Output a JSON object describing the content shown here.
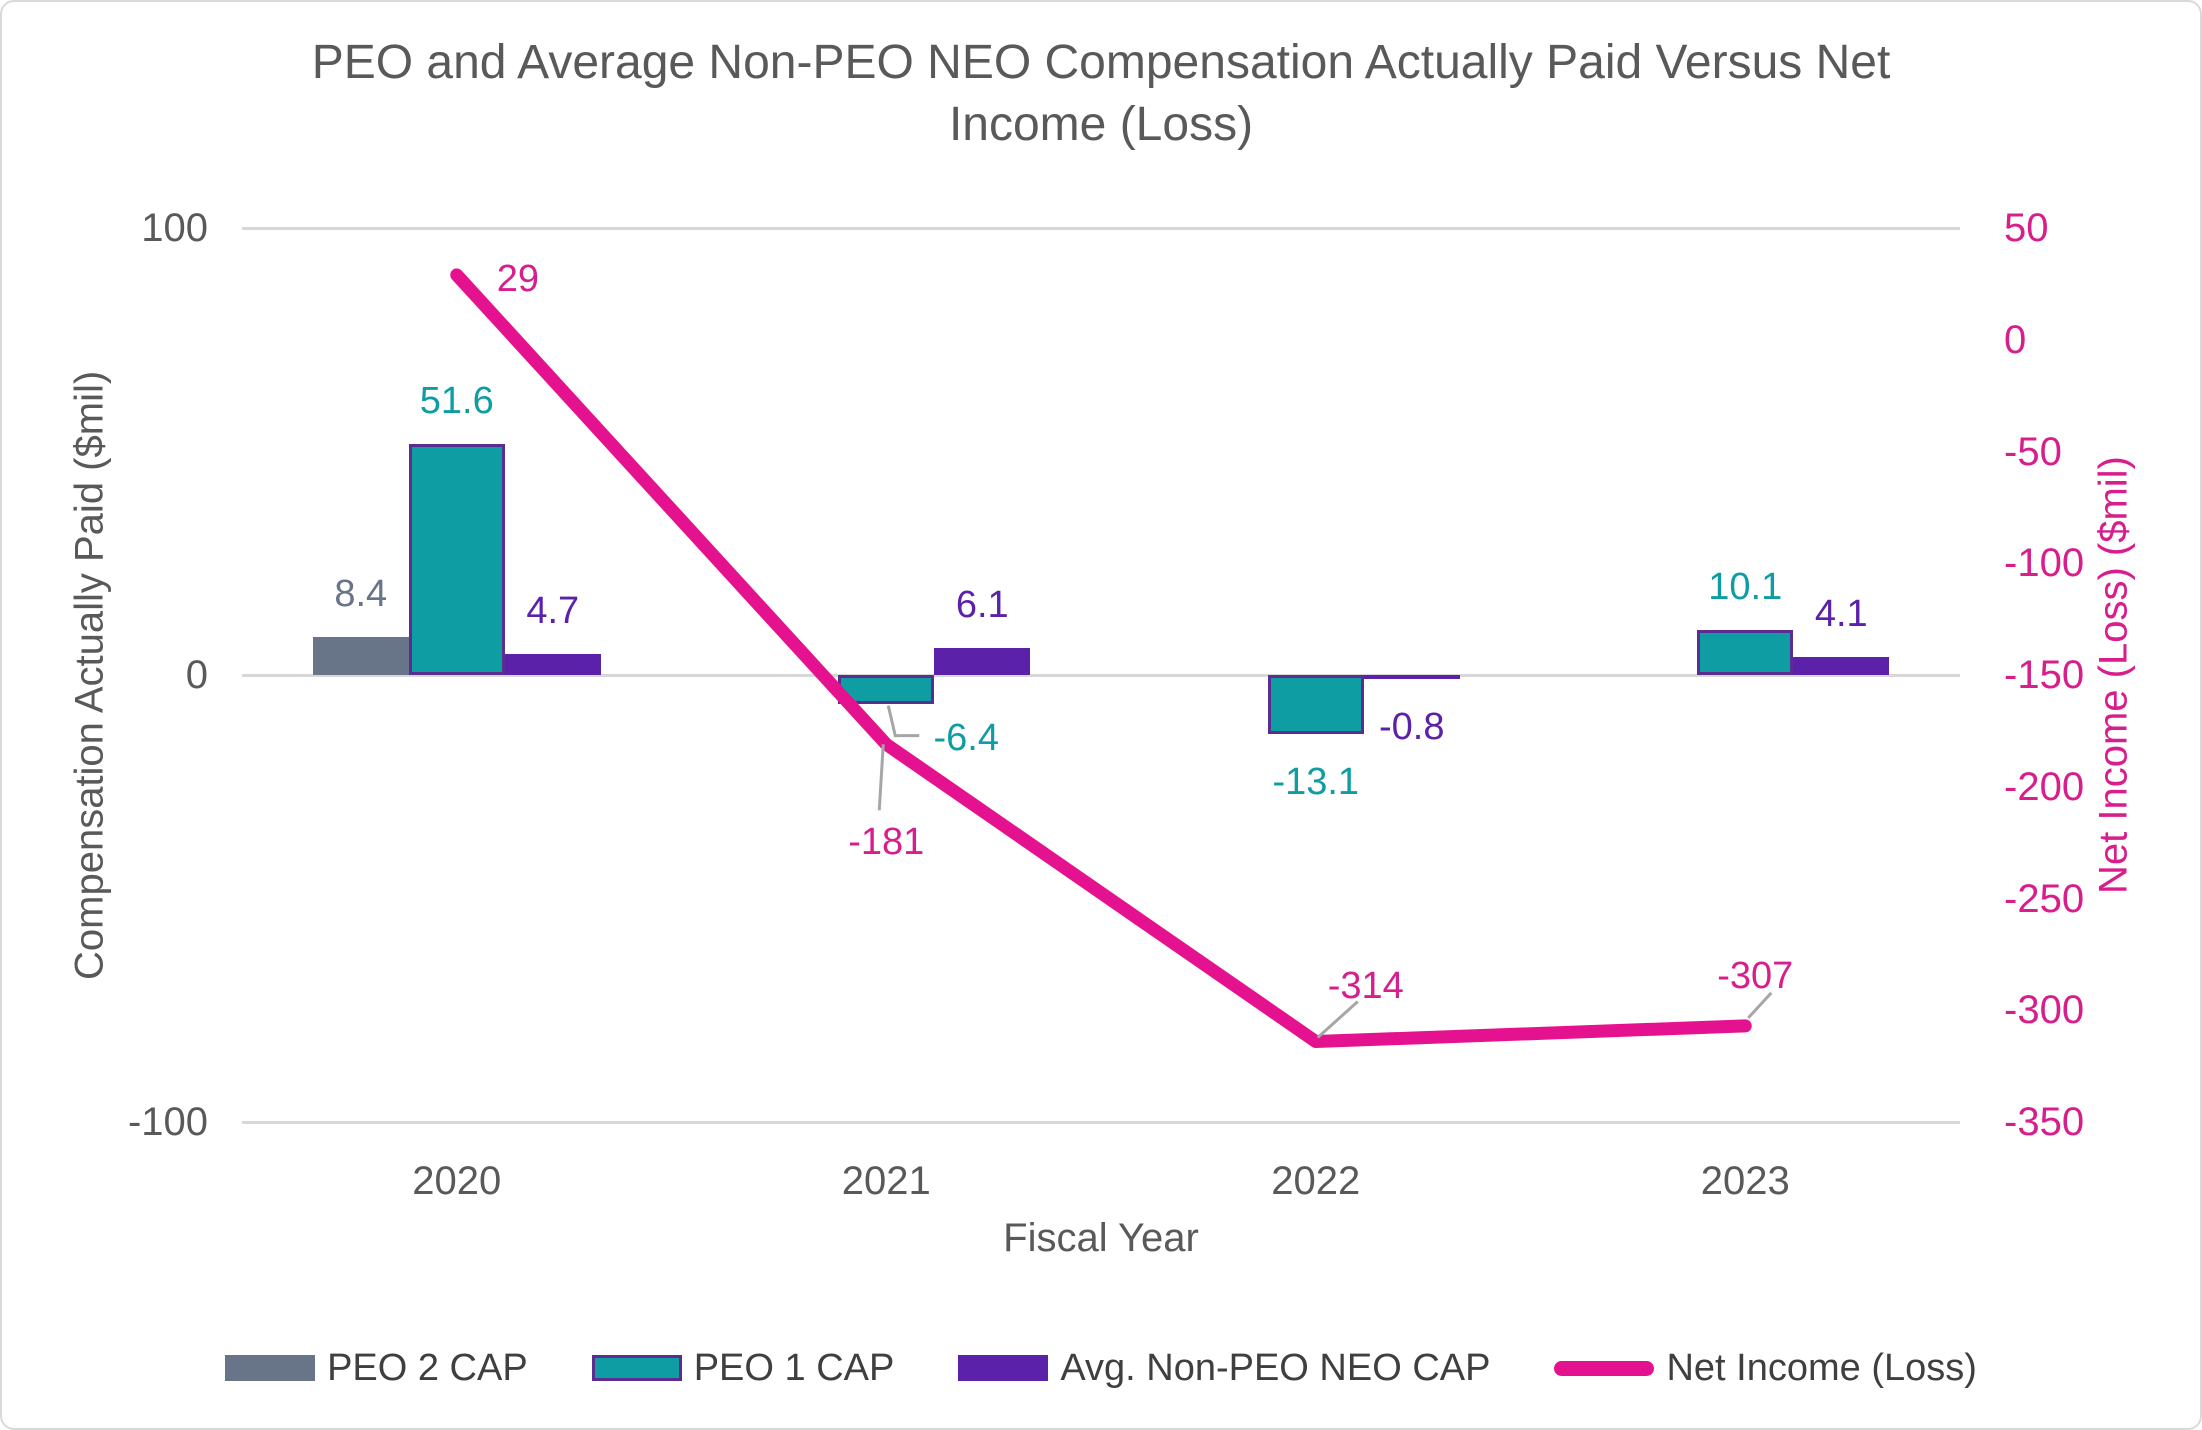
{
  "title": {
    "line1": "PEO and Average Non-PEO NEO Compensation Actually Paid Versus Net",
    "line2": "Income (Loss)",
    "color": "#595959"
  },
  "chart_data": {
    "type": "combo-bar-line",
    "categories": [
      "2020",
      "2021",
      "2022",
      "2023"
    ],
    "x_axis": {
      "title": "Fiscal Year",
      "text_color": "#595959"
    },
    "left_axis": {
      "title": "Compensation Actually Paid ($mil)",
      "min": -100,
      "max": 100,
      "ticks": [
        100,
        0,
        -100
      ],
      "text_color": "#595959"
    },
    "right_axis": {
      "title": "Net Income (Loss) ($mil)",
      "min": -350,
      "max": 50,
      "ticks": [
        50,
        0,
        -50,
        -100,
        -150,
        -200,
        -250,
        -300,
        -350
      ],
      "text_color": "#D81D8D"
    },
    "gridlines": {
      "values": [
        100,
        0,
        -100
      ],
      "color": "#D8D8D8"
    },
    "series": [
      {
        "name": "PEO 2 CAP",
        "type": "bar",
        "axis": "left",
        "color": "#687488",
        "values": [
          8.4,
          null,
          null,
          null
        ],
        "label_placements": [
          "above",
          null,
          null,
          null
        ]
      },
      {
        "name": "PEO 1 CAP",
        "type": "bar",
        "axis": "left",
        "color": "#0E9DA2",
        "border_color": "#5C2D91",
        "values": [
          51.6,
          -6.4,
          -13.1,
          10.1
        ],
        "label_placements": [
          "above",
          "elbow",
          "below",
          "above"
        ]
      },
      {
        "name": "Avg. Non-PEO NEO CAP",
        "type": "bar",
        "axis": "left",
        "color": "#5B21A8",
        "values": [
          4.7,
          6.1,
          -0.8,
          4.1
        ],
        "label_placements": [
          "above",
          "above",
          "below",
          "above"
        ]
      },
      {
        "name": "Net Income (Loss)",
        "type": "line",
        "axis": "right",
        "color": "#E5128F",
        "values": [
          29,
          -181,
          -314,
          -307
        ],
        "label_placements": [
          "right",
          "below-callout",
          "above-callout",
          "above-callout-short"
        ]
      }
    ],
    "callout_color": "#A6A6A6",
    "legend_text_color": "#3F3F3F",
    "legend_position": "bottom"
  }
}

* _The exercise_:
Each entry gets copied exactly; the pictures stay out.

* _Response to this task_:
Output a JSON object describing the content shown here.
{
  "title": {
    "line1": "PEO and Average Non-PEO NEO Compensation Actually Paid Versus Net",
    "line2": "Income (Loss)",
    "color": "#595959"
  },
  "chart_data": {
    "type": "combo-bar-line",
    "categories": [
      "2020",
      "2021",
      "2022",
      "2023"
    ],
    "x_axis": {
      "title": "Fiscal Year",
      "text_color": "#595959"
    },
    "left_axis": {
      "title": "Compensation Actually Paid ($mil)",
      "min": -100,
      "max": 100,
      "ticks": [
        100,
        0,
        -100
      ],
      "text_color": "#595959"
    },
    "right_axis": {
      "title": "Net Income (Loss) ($mil)",
      "min": -350,
      "max": 50,
      "ticks": [
        50,
        0,
        -50,
        -100,
        -150,
        -200,
        -250,
        -300,
        -350
      ],
      "text_color": "#D81D8D"
    },
    "gridlines": {
      "values": [
        100,
        0,
        -100
      ],
      "color": "#D8D8D8"
    },
    "series": [
      {
        "name": "PEO 2 CAP",
        "type": "bar",
        "axis": "left",
        "color": "#687488",
        "values": [
          8.4,
          null,
          null,
          null
        ],
        "label_placements": [
          "above",
          null,
          null,
          null
        ]
      },
      {
        "name": "PEO 1 CAP",
        "type": "bar",
        "axis": "left",
        "color": "#0E9DA2",
        "border_color": "#5C2D91",
        "values": [
          51.6,
          -6.4,
          -13.1,
          10.1
        ],
        "label_placements": [
          "above",
          "elbow",
          "below",
          "above"
        ]
      },
      {
        "name": "Avg. Non-PEO NEO CAP",
        "type": "bar",
        "axis": "left",
        "color": "#5B21A8",
        "values": [
          4.7,
          6.1,
          -0.8,
          4.1
        ],
        "label_placements": [
          "above",
          "above",
          "below",
          "above"
        ]
      },
      {
        "name": "Net Income (Loss)",
        "type": "line",
        "axis": "right",
        "color": "#E5128F",
        "values": [
          29,
          -181,
          -314,
          -307
        ],
        "label_placements": [
          "right",
          "below-callout",
          "above-callout",
          "above-callout-short"
        ]
      }
    ],
    "callout_color": "#A6A6A6",
    "legend_text_color": "#3F3F3F",
    "legend_position": "bottom"
  }
}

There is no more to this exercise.